Requirement | Give the data below again exactly as written, without its pictures.

— begin Data provided —

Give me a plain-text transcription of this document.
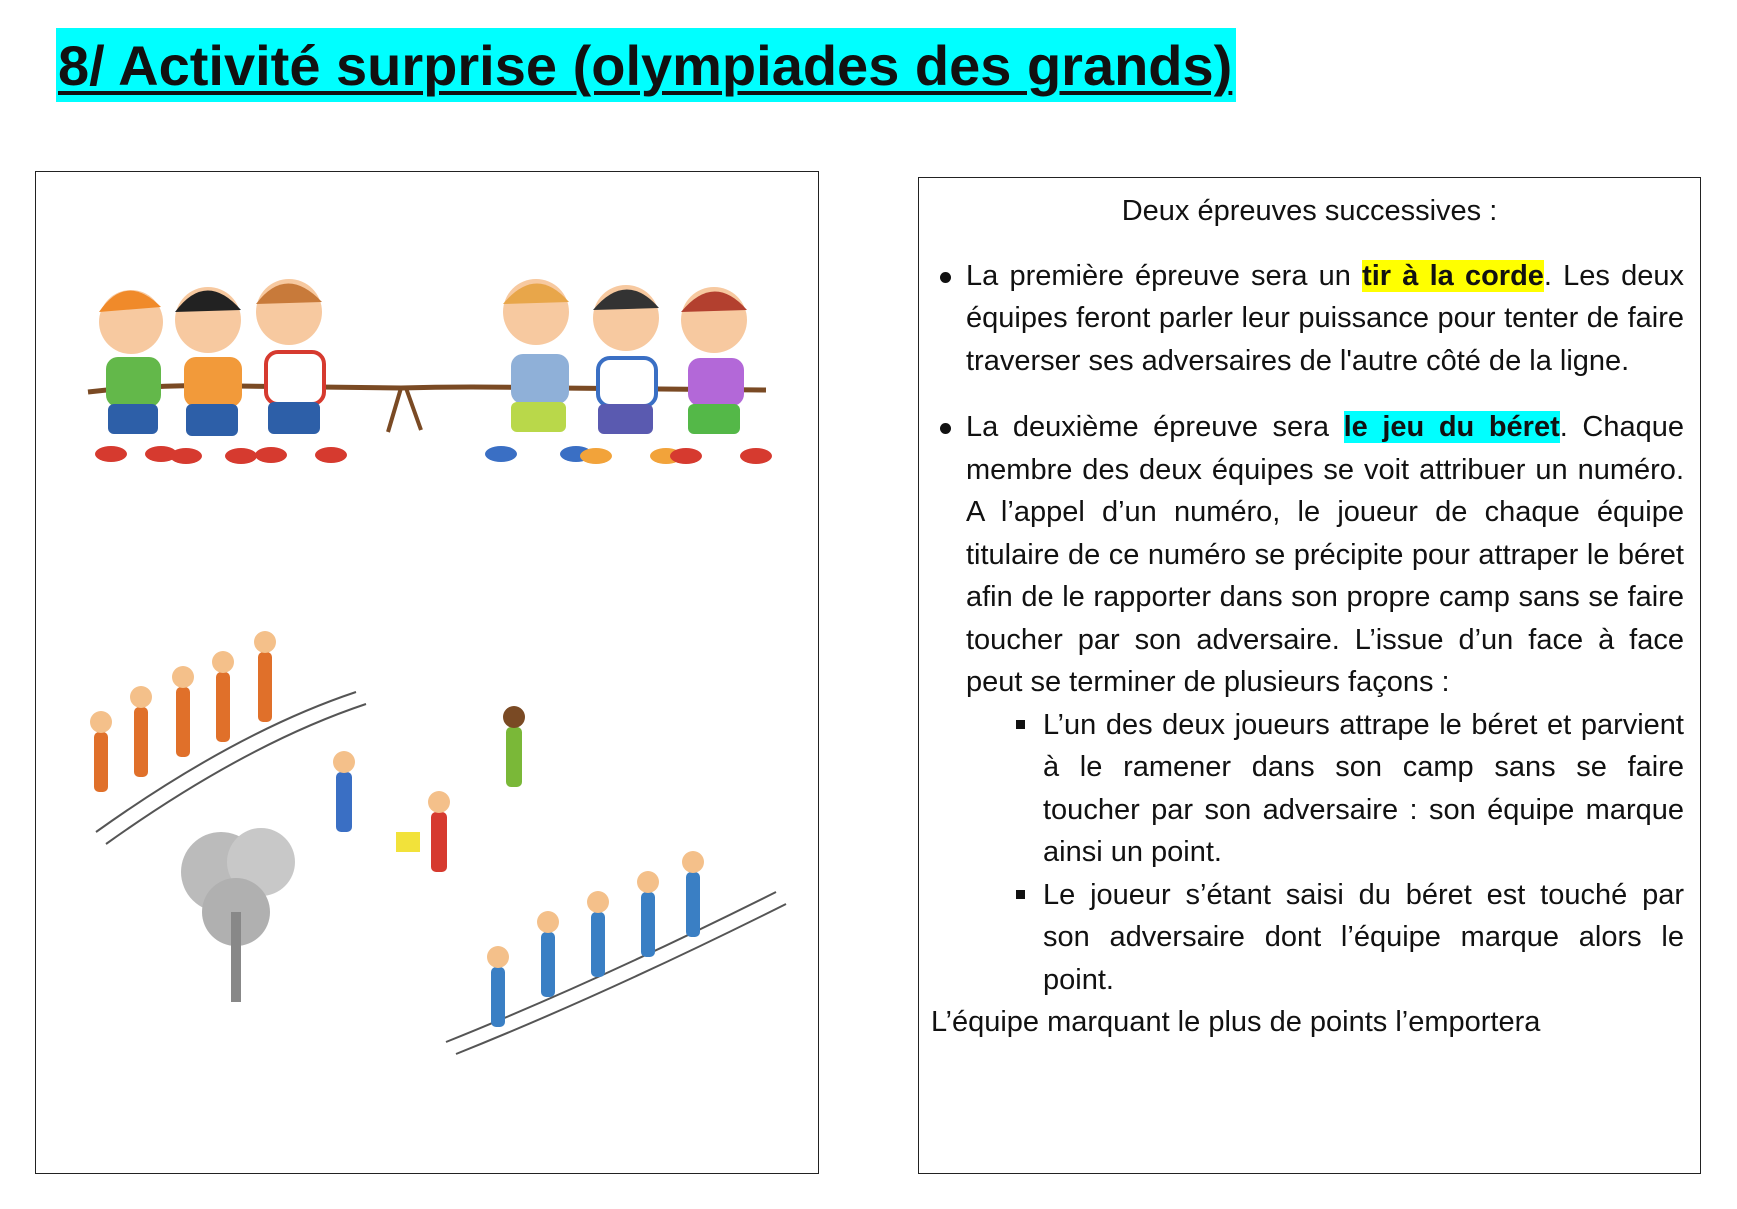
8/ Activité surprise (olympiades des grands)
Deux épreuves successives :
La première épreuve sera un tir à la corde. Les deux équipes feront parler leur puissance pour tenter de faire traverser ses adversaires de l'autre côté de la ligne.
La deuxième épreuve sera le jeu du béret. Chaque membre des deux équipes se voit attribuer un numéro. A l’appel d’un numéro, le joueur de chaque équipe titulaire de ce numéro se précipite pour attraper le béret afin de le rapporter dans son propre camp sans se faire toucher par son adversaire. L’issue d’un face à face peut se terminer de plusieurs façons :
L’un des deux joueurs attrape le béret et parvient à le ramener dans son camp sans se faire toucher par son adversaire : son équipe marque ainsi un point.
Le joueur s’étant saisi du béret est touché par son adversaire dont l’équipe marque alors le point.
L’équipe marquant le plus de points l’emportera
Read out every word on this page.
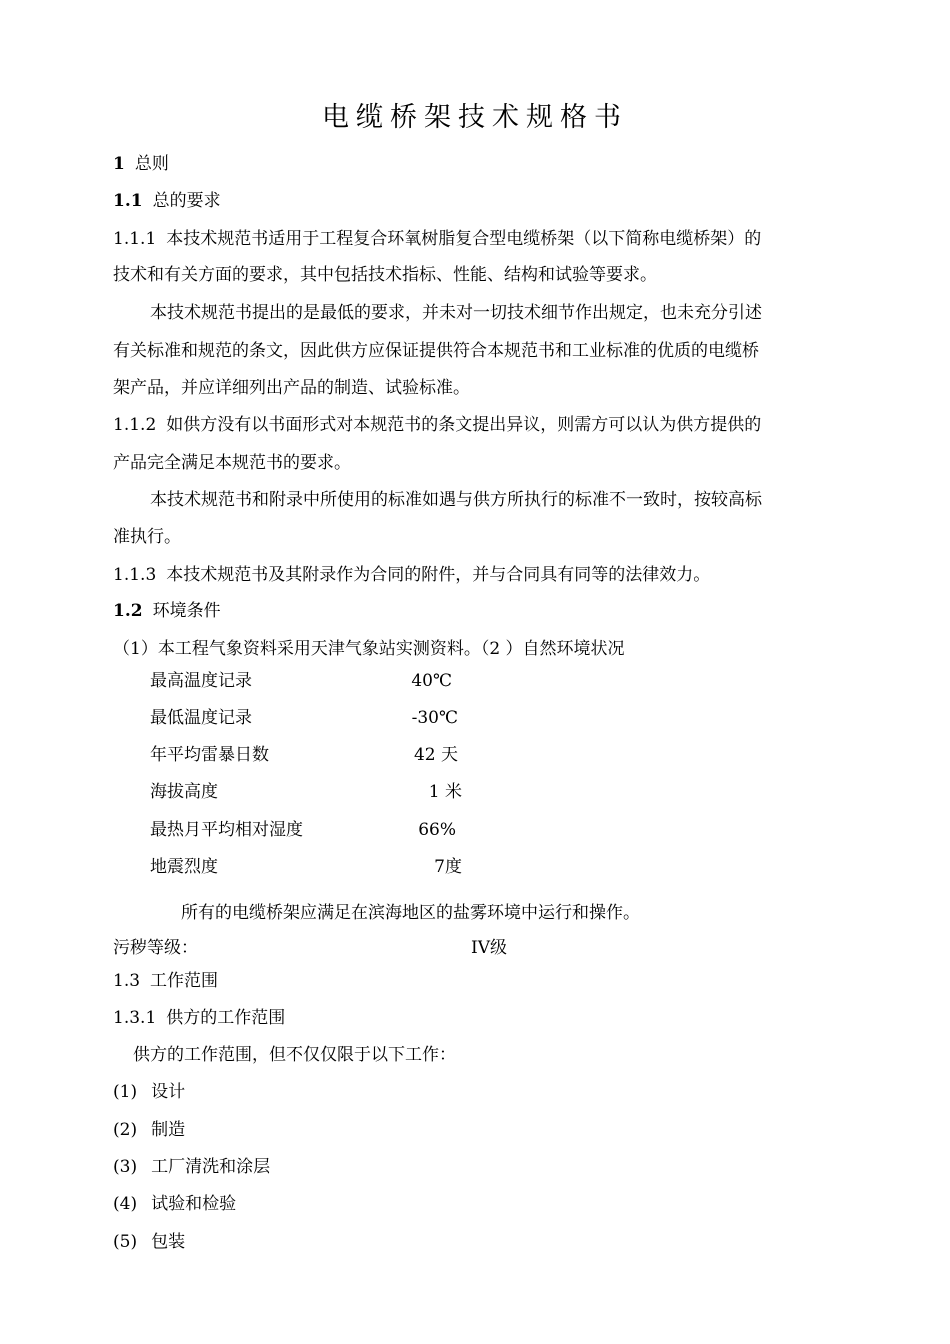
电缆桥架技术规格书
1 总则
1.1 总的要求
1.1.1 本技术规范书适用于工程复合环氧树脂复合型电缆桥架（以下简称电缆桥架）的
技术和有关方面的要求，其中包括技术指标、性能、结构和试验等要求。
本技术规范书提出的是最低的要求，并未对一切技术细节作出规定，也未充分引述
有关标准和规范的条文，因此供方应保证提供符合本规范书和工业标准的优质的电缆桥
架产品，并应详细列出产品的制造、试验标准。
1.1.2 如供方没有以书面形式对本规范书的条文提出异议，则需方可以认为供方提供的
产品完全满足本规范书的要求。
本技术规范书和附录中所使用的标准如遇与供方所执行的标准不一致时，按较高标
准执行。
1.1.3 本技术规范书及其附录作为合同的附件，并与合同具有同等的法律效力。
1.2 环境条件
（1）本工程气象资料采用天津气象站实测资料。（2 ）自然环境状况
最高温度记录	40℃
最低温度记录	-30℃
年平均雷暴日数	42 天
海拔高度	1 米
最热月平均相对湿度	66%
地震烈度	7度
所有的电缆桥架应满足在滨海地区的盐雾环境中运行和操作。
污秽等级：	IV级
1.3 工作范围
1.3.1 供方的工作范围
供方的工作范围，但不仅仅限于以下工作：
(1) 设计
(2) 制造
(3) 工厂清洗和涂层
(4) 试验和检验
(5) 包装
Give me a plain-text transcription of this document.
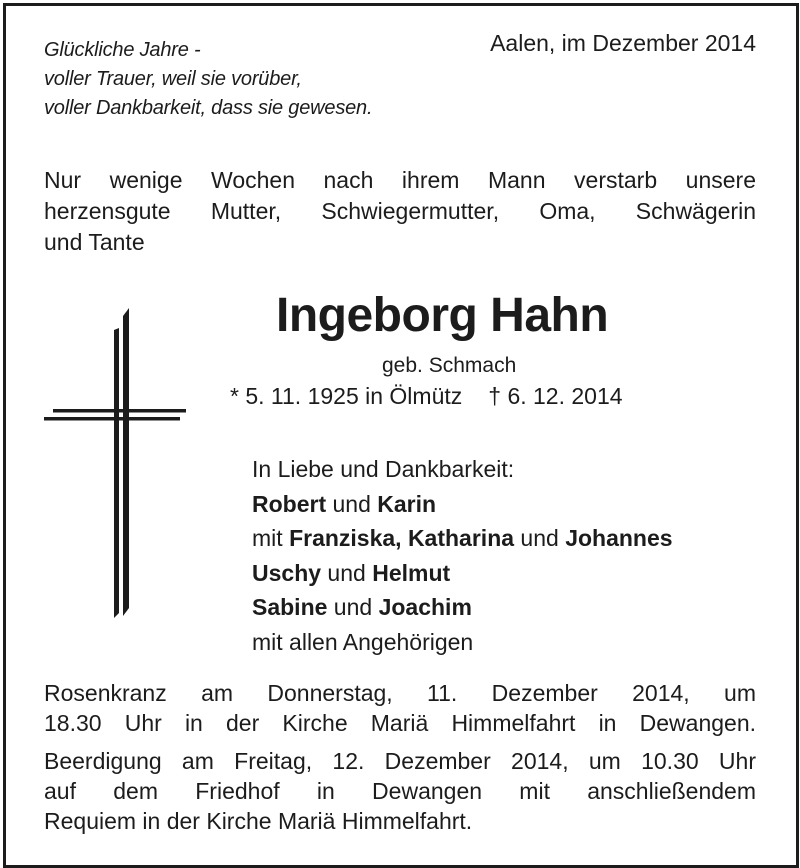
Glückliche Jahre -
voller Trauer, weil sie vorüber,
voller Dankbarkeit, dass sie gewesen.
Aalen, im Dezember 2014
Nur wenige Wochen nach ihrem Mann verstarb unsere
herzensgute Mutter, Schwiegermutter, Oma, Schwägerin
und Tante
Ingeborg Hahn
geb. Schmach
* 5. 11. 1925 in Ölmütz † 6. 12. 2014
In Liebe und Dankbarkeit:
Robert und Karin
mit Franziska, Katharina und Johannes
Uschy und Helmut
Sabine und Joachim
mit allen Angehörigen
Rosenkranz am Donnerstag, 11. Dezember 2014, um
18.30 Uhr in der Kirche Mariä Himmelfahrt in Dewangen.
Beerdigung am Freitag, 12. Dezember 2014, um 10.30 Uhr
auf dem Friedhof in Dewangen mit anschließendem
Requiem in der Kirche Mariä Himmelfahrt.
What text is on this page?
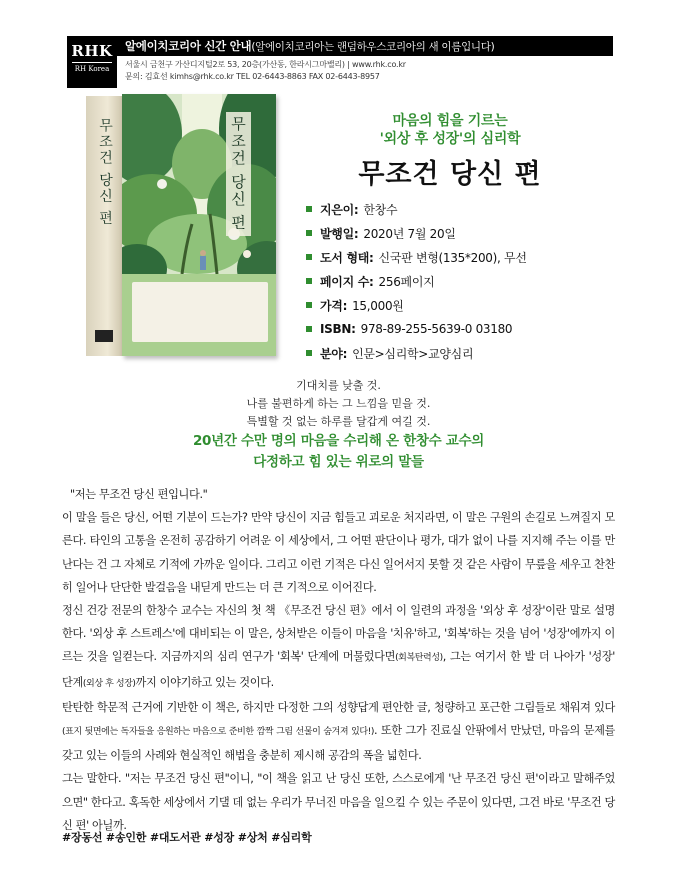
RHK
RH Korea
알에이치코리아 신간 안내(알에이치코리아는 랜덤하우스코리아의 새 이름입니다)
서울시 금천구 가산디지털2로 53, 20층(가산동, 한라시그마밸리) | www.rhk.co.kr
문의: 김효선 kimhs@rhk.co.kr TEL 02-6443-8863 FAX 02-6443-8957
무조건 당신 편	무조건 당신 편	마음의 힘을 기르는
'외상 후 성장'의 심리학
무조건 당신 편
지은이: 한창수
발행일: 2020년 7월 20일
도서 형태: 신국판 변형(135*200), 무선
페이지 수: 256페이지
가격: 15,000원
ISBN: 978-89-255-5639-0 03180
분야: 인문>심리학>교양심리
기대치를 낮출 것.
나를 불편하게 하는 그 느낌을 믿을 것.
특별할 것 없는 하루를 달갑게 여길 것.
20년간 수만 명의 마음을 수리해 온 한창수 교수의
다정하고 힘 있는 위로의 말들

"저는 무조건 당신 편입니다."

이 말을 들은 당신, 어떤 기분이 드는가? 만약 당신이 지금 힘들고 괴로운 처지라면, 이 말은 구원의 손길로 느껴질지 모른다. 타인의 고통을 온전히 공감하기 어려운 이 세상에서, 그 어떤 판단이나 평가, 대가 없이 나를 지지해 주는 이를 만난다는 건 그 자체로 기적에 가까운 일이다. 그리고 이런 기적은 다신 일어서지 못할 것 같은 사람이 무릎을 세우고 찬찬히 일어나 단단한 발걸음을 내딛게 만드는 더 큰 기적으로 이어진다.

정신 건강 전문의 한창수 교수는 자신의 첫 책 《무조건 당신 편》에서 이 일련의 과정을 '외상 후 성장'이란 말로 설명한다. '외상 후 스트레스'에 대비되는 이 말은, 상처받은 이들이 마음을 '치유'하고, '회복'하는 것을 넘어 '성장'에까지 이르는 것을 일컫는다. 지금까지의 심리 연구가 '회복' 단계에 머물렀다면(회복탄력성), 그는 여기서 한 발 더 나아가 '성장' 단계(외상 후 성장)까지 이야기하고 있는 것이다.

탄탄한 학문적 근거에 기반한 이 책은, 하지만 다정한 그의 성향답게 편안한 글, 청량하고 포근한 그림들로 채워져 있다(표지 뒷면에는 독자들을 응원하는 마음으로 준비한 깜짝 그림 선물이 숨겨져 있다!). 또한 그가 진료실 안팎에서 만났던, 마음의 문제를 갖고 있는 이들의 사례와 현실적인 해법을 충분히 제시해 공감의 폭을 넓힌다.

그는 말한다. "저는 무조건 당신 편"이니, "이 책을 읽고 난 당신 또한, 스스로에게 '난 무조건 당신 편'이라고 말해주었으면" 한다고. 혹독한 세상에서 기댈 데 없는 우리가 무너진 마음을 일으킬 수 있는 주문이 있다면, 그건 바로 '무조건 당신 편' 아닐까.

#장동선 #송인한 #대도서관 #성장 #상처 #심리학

— end Data provided —

Exercise solution |
Give me a plain-text transcription of this document.
8/ Activité surprise (olympiades des grands)
Deux épreuves successives :
La première épreuve sera un tir à la corde. Les deux équipes feront parler leur puissance pour tenter de faire traverser ses adversaires de l'autre côté de la ligne.
La deuxième épreuve sera le jeu du béret. Chaque membre des deux équipes se voit attribuer un numéro. A l’appel d’un numéro, le joueur de chaque équipe titulaire de ce numéro se précipite pour attraper le béret afin de le rapporter dans son propre camp sans se faire toucher par son adversaire. L’issue d’un face à face peut se terminer de plusieurs façons :
L’un des deux joueurs attrape le béret et parvient à le ramener dans son camp sans se faire toucher par son adversaire : son équipe marque ainsi un point.
Le joueur s’étant saisi du béret est touché par son adversaire dont l’équipe marque alors le point.
L’équipe marquant le plus de points l’emportera
Read out every word on this page.
电缆桥架技术规格书
1 总则
1.1 总的要求
1.1.1 本技术规范书适用于工程复合环氧树脂复合型电缆桥架（以下简称电缆桥架）的
技术和有关方面的要求，其中包括技术指标、性能、结构和试验等要求。
本技术规范书提出的是最低的要求，并未对一切技术细节作出规定，也未充分引述
有关标准和规范的条文，因此供方应保证提供符合本规范书和工业标准的优质的电缆桥
架产品，并应详细列出产品的制造、试验标准。
1.1.2 如供方没有以书面形式对本规范书的条文提出异议，则需方可以认为供方提供的
产品完全满足本规范书的要求。
本技术规范书和附录中所使用的标准如遇与供方所执行的标准不一致时，按较高标
准执行。
1.1.3 本技术规范书及其附录作为合同的附件，并与合同具有同等的法律效力。
1.2 环境条件
（1）本工程气象资料采用天津气象站实测资料。（2 ）自然环境状况
最高温度记录	40℃
最低温度记录	-30℃
年平均雷暴日数	42 天
海拔高度	1 米
最热月平均相对湿度	66%
地震烈度	7度
所有的电缆桥架应满足在滨海地区的盐雾环境中运行和操作。
污秽等级：	IV级
1.3 工作范围
1.3.1 供方的工作范围
供方的工作范围，但不仅仅限于以下工作：
(1) 设计
(2) 制造
(3) 工厂清洗和涂层
(4) 试验和检验
(5) 包装
Give me a plain-text transcription of this document.
Glückliche Jahre -
voller Trauer, weil sie vorüber,
voller Dankbarkeit, dass sie gewesen.
Aalen, im Dezember 2014
Nur wenige Wochen nach ihrem Mann verstarb unsere
herzensgute Mutter, Schwiegermutter, Oma, Schwägerin
und Tante
Ingeborg Hahn
geb. Schmach
* 5. 11. 1925 in Ölmütz † 6. 12. 2014
In Liebe und Dankbarkeit:
Robert und Karin
mit Franziska, Katharina und Johannes
Uschy und Helmut
Sabine und Joachim
mit allen Angehörigen
Rosenkranz am Donnerstag, 11. Dezember 2014, um
18.30 Uhr in der Kirche Mariä Himmelfahrt in Dewangen.
Beerdigung am Freitag, 12. Dezember 2014, um 10.30 Uhr
auf dem Friedhof in Dewangen mit anschließendem
Requiem in der Kirche Mariä Himmelfahrt.
What text is on this page?
RHK
RH Korea
알에이치코리아 신간 안내(알에이치코리아는 랜덤하우스코리아의 새 이름입니다)
서울시 금천구 가산디지털2로 53, 20층(가산동, 한라시그마밸리) | www.rhk.co.kr
문의: 김효선 kimhs@rhk.co.kr TEL 02-6443-8863 FAX 02-6443-8957
무조건 당신 편	무조건 당신 편	마음의 힘을 기르는
'외상 후 성장'의 심리학
무조건 당신 편
지은이: 한창수
발행일: 2020년 7월 20일
도서 형태: 신국판 변형(135*200), 무선
페이지 수: 256페이지
가격: 15,000원
ISBN: 978-89-255-5639-0 03180
분야: 인문>심리학>교양심리
기대치를 낮출 것.
나를 불편하게 하는 그 느낌을 믿을 것.
특별할 것 없는 하루를 달갑게 여길 것.
20년간 수만 명의 마음을 수리해 온 한창수 교수의
다정하고 힘 있는 위로의 말들

"저는 무조건 당신 편입니다."

이 말을 들은 당신, 어떤 기분이 드는가? 만약 당신이 지금 힘들고 괴로운 처지라면, 이 말은 구원의 손길로 느껴질지 모른다. 타인의 고통을 온전히 공감하기 어려운 이 세상에서, 그 어떤 판단이나 평가, 대가 없이 나를 지지해 주는 이를 만난다는 건 그 자체로 기적에 가까운 일이다. 그리고 이런 기적은 다신 일어서지 못할 것 같은 사람이 무릎을 세우고 찬찬히 일어나 단단한 발걸음을 내딛게 만드는 더 큰 기적으로 이어진다.

정신 건강 전문의 한창수 교수는 자신의 첫 책 《무조건 당신 편》에서 이 일련의 과정을 '외상 후 성장'이란 말로 설명한다. '외상 후 스트레스'에 대비되는 이 말은, 상처받은 이들이 마음을 '치유'하고, '회복'하는 것을 넘어 '성장'에까지 이르는 것을 일컫는다. 지금까지의 심리 연구가 '회복' 단계에 머물렀다면(회복탄력성), 그는 여기서 한 발 더 나아가 '성장' 단계(외상 후 성장)까지 이야기하고 있는 것이다.

탄탄한 학문적 근거에 기반한 이 책은, 하지만 다정한 그의 성향답게 편안한 글, 청량하고 포근한 그림들로 채워져 있다(표지 뒷면에는 독자들을 응원하는 마음으로 준비한 깜짝 그림 선물이 숨겨져 있다!). 또한 그가 진료실 안팎에서 만났던, 마음의 문제를 갖고 있는 이들의 사례와 현실적인 해법을 충분히 제시해 공감의 폭을 넓힌다.

그는 말한다. "저는 무조건 당신 편"이니, "이 책을 읽고 난 당신 또한, 스스로에게 '난 무조건 당신 편'이라고 말해주었으면" 한다고. 혹독한 세상에서 기댈 데 없는 우리가 무너진 마음을 일으킬 수 있는 주문이 있다면, 그건 바로 '무조건 당신 편' 아닐까.

#장동선 #송인한 #대도서관 #성장 #상처 #심리학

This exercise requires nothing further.